───── Data supplied ─────

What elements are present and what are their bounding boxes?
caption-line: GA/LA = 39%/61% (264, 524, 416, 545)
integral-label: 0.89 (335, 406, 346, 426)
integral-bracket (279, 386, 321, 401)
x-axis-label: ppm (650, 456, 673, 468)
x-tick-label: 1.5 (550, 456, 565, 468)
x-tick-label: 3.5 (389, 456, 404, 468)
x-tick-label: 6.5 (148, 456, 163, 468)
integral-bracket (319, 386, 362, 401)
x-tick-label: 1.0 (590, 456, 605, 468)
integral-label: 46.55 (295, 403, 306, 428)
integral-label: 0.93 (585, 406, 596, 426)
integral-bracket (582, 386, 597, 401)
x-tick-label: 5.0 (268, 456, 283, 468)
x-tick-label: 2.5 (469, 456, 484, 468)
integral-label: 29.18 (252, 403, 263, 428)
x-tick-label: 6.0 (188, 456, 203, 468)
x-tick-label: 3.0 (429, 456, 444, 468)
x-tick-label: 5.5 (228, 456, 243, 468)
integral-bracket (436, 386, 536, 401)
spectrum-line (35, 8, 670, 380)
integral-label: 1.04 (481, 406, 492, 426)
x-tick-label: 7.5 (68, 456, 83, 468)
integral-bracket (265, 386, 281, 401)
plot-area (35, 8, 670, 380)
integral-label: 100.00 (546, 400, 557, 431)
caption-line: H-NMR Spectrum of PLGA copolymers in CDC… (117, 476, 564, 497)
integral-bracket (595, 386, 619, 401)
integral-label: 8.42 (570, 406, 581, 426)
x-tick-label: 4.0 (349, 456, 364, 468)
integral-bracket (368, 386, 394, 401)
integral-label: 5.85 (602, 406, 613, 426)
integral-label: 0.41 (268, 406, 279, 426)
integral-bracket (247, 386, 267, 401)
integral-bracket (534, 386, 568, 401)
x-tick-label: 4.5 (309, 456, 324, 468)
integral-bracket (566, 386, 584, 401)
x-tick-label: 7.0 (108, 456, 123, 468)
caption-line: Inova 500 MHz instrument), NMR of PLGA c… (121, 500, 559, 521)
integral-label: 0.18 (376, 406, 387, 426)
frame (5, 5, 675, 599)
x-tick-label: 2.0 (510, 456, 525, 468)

─────

> _Problem to work on_
Rewrite the data above, replacing each "integral-bracket" with "integration-range" and keeping every other character the same.

> _Result of this task_
What elements are present and what are their bounding boxes?
caption-line: GA/LA = 39%/61% (264, 524, 416, 545)
integral-label: 0.89 (335, 406, 346, 426)
integration-range (279, 386, 321, 401)
x-axis-label: ppm (650, 456, 673, 468)
x-tick-label: 1.5 (550, 456, 565, 468)
x-tick-label: 3.5 (389, 456, 404, 468)
x-tick-label: 6.5 (148, 456, 163, 468)
integration-range (319, 386, 362, 401)
x-tick-label: 1.0 (590, 456, 605, 468)
integral-label: 46.55 (295, 403, 306, 428)
integral-label: 0.93 (585, 406, 596, 426)
integration-range (582, 386, 597, 401)
x-tick-label: 5.0 (268, 456, 283, 468)
x-tick-label: 2.5 (469, 456, 484, 468)
integral-label: 29.18 (252, 403, 263, 428)
x-tick-label: 6.0 (188, 456, 203, 468)
x-tick-label: 3.0 (429, 456, 444, 468)
x-tick-label: 5.5 (228, 456, 243, 468)
integration-range (436, 386, 536, 401)
spectrum-line (35, 8, 670, 380)
integral-label: 1.04 (481, 406, 492, 426)
x-tick-label: 7.5 (68, 456, 83, 468)
integration-range (265, 386, 281, 401)
plot-area (35, 8, 670, 380)
integral-label: 100.00 (546, 400, 557, 431)
caption-line: H-NMR Spectrum of PLGA copolymers in CDC… (117, 476, 564, 497)
integration-range (595, 386, 619, 401)
integral-label: 8.42 (570, 406, 581, 426)
x-tick-label: 4.0 (349, 456, 364, 468)
integration-range (368, 386, 394, 401)
integral-label: 5.85 (602, 406, 613, 426)
integral-label: 0.41 (268, 406, 279, 426)
integration-range (247, 386, 267, 401)
integration-range (534, 386, 568, 401)
x-tick-label: 4.5 (309, 456, 324, 468)
integration-range (566, 386, 584, 401)
x-tick-label: 7.0 (108, 456, 123, 468)
caption-line: Inova 500 MHz instrument), NMR of PLGA c… (121, 500, 559, 521)
integral-label: 0.18 (376, 406, 387, 426)
frame (5, 5, 675, 599)
x-tick-label: 2.0 (510, 456, 525, 468)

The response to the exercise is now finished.